§ Exercise objective: Answer with one number only: the count of lines below that hold the word "note".
╭─ Records for the exercise
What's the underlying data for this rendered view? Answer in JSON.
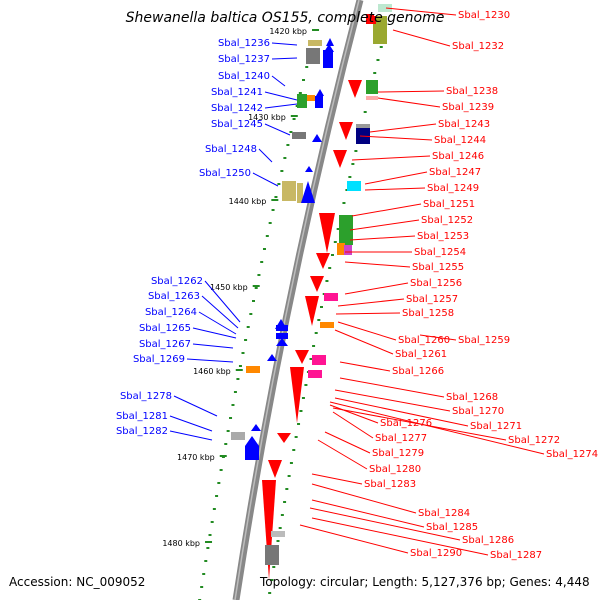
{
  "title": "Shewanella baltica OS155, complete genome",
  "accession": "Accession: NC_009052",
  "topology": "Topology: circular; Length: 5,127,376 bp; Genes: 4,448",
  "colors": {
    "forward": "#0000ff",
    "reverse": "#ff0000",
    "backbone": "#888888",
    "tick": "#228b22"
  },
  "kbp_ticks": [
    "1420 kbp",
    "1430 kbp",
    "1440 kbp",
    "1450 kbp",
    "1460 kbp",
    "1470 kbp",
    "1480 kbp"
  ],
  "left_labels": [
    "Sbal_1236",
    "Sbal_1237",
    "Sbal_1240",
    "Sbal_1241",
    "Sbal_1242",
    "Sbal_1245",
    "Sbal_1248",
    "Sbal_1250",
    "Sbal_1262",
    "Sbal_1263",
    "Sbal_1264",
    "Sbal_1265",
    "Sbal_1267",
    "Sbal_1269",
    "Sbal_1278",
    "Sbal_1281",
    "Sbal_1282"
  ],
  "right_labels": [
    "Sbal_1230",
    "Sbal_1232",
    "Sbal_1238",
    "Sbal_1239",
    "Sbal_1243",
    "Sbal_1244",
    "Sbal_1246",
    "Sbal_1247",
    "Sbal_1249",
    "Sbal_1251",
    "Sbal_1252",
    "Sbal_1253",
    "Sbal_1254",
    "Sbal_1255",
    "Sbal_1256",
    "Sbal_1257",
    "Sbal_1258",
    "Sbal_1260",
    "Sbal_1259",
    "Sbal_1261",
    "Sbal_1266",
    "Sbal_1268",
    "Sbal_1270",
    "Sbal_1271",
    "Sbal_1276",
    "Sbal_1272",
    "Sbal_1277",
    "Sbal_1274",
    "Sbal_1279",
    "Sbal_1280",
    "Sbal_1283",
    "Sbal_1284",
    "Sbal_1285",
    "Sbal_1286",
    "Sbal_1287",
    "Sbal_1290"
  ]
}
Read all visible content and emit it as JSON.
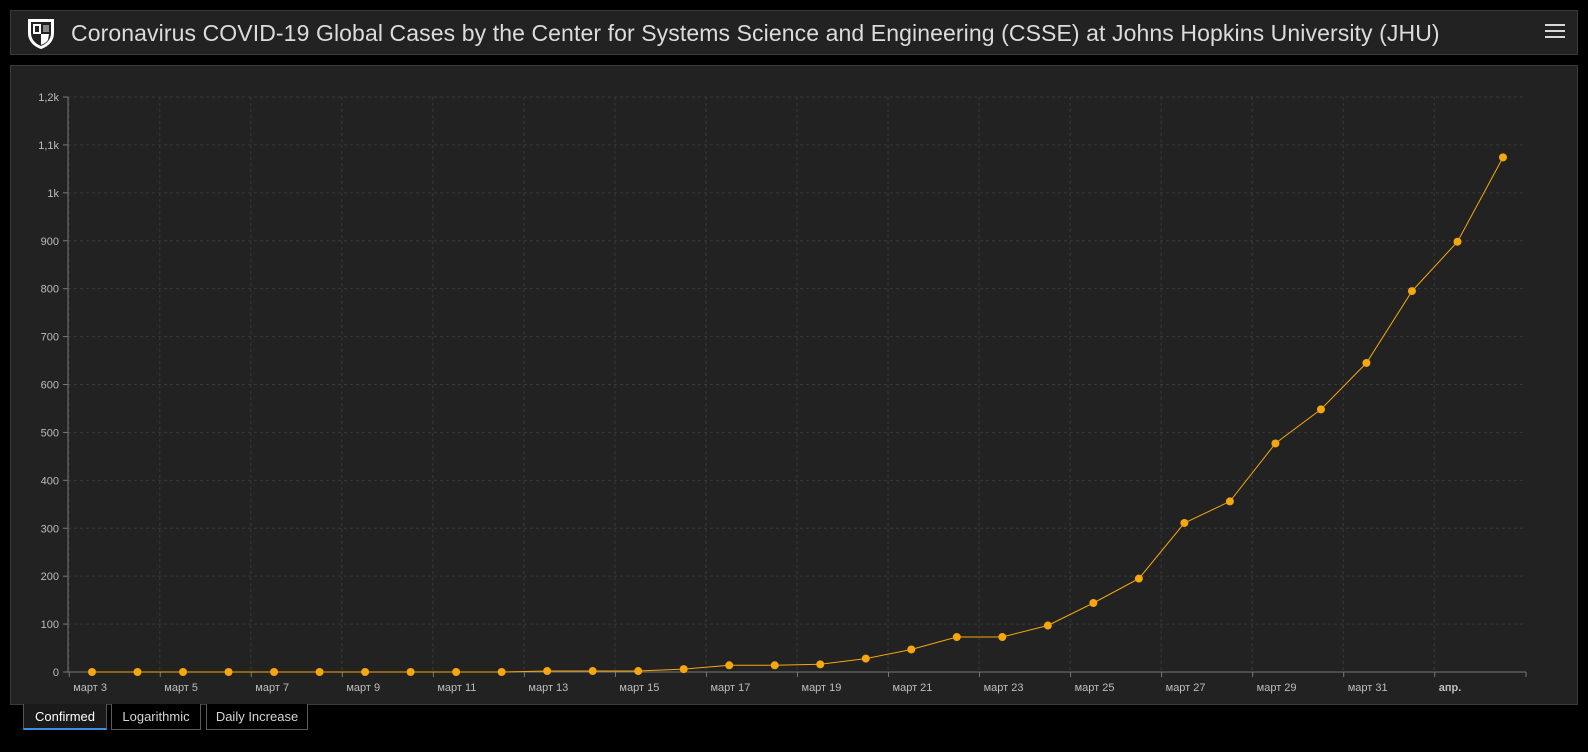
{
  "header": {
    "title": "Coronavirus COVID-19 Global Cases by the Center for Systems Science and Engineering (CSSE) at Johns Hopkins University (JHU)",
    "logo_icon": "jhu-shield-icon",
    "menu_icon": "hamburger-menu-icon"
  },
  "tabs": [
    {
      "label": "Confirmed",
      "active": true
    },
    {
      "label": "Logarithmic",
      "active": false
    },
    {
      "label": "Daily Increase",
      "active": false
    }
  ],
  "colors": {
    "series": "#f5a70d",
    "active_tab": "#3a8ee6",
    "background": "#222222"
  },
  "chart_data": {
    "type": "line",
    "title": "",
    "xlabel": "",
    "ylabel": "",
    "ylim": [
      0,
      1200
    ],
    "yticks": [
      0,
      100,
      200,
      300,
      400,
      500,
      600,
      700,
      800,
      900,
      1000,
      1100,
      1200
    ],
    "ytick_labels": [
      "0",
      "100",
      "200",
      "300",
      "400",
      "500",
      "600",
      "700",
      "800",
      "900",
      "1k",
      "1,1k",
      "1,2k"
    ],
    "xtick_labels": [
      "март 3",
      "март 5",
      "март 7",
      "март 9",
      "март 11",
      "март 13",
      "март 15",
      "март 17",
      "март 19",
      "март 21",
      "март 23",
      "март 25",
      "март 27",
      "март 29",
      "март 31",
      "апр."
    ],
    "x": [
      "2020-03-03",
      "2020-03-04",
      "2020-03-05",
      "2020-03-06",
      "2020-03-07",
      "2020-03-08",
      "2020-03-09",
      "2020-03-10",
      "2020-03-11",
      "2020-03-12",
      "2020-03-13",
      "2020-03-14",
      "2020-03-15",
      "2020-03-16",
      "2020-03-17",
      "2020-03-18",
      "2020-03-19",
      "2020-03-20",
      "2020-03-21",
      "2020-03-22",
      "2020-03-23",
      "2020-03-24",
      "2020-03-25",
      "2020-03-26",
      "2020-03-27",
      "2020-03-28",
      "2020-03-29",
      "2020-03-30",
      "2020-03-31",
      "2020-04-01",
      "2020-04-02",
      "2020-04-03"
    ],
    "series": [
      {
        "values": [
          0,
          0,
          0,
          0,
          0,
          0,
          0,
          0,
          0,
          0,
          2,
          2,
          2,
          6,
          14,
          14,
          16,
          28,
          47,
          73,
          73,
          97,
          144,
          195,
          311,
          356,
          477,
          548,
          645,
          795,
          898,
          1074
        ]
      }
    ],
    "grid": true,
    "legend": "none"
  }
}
╰─
╭─ Records for the exercise
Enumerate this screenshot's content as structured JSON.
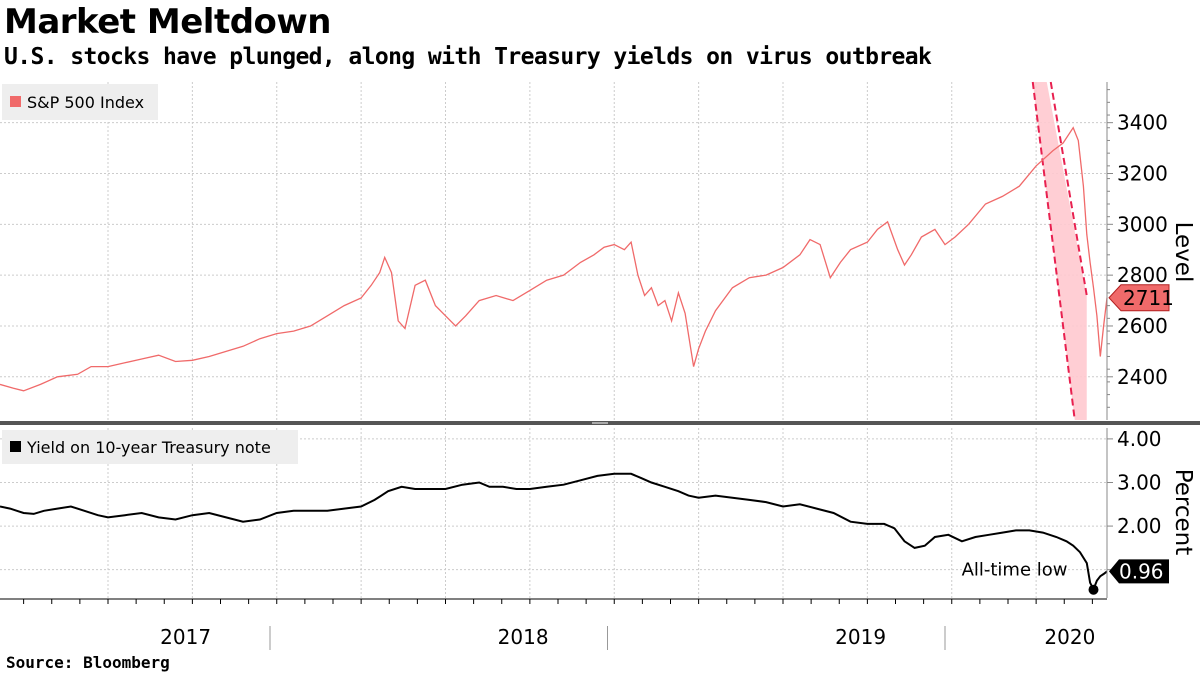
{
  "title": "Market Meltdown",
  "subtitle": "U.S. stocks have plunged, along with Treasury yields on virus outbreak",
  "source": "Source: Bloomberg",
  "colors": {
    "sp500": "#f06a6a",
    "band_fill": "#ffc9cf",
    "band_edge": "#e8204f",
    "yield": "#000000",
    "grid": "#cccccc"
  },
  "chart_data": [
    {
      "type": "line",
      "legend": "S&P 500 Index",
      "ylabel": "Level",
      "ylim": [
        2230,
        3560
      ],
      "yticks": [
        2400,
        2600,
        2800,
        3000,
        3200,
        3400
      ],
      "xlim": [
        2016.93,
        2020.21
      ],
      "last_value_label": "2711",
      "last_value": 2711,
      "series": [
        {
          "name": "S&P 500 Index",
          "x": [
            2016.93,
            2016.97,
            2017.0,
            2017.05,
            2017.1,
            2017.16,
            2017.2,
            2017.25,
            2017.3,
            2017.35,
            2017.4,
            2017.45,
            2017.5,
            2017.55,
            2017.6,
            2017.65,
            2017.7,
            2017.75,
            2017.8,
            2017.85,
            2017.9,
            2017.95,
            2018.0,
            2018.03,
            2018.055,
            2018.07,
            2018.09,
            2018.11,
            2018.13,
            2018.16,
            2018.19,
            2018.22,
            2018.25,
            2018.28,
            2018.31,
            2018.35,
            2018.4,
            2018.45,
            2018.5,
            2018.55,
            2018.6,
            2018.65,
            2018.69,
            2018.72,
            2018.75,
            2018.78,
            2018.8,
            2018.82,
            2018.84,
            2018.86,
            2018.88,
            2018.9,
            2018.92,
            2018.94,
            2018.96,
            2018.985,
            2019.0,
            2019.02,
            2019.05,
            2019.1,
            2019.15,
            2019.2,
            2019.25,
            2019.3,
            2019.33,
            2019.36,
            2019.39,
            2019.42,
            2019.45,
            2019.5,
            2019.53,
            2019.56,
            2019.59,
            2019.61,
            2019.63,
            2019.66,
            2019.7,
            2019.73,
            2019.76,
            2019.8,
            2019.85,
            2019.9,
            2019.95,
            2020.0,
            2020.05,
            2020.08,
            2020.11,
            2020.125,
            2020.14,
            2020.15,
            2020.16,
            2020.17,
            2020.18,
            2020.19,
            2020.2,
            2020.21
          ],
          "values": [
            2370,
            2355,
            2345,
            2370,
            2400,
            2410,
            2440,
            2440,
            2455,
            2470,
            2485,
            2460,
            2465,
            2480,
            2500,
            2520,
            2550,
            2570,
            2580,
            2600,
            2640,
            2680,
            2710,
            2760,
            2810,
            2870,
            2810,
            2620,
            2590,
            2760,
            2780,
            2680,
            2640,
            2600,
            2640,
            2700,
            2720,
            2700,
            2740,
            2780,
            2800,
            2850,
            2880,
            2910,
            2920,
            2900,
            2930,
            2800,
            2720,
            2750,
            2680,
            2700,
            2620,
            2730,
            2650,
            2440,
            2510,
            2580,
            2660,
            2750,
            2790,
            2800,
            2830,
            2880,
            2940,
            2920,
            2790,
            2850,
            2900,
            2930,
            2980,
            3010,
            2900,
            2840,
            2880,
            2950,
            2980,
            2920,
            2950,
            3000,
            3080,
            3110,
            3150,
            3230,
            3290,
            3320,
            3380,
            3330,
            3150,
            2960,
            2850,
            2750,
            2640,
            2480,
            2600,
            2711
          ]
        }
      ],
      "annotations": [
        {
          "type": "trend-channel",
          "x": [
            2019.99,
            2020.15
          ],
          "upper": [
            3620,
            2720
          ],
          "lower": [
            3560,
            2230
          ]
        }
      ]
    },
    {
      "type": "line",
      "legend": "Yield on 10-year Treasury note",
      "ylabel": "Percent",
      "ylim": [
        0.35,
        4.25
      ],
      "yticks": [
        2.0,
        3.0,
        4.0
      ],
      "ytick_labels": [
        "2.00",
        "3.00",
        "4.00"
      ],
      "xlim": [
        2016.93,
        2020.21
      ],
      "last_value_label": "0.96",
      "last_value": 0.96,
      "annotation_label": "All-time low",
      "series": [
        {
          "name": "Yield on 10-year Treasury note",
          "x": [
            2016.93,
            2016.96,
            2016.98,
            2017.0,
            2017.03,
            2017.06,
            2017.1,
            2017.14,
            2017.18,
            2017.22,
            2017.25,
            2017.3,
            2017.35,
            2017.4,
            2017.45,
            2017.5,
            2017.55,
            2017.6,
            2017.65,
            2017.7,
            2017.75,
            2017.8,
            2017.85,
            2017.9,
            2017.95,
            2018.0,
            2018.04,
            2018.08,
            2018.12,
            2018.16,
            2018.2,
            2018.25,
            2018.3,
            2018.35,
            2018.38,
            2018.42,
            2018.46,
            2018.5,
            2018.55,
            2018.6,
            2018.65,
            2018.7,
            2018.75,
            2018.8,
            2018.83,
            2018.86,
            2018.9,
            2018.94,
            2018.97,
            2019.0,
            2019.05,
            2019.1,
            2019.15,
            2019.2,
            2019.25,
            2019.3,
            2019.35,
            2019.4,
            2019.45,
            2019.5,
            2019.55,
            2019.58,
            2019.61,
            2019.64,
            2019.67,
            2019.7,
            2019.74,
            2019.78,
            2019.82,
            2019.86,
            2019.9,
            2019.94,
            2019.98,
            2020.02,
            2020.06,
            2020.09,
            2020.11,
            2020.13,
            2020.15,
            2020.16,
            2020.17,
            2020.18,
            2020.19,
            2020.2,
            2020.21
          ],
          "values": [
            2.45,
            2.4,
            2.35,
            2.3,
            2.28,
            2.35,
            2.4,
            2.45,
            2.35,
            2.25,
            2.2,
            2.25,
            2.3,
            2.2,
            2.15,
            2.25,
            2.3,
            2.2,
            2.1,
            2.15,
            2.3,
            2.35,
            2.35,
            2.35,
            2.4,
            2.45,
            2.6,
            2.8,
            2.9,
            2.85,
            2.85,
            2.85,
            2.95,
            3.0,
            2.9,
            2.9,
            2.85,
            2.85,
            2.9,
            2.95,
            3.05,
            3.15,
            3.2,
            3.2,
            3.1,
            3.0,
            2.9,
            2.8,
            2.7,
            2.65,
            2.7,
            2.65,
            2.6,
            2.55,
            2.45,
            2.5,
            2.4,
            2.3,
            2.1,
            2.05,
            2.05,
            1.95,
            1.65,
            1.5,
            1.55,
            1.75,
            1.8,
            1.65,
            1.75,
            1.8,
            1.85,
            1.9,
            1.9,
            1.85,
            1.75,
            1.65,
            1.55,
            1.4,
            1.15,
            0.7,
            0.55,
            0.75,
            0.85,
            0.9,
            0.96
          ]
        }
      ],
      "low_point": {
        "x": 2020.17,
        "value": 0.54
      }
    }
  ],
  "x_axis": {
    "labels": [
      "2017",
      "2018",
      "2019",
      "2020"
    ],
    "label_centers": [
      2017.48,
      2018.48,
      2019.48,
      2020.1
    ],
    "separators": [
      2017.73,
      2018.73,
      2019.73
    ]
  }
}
╰─
§ Solution for this task: 2